***** LISTING
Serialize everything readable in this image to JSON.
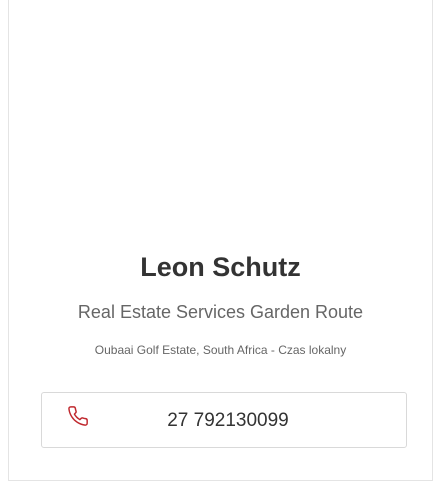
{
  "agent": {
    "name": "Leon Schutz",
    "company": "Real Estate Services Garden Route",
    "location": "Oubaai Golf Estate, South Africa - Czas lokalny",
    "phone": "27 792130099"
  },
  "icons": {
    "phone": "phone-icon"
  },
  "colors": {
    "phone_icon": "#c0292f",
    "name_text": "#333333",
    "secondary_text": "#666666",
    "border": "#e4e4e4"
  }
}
**********
:: AIM OF THE TASK ::
All the lines above are to be given again exactly as they read, with the pictures removed.

:: RESULT OF THIS EXERCISE ::
Serialize everything readable in this image to JSON.
{
  "agent": {
    "name": "Leon Schutz",
    "company": "Real Estate Services Garden Route",
    "location": "Oubaai Golf Estate, South Africa - Czas lokalny",
    "phone": "27 792130099"
  },
  "icons": {
    "phone": "phone-icon"
  },
  "colors": {
    "phone_icon": "#c0292f",
    "name_text": "#333333",
    "secondary_text": "#666666",
    "border": "#e4e4e4"
  }
}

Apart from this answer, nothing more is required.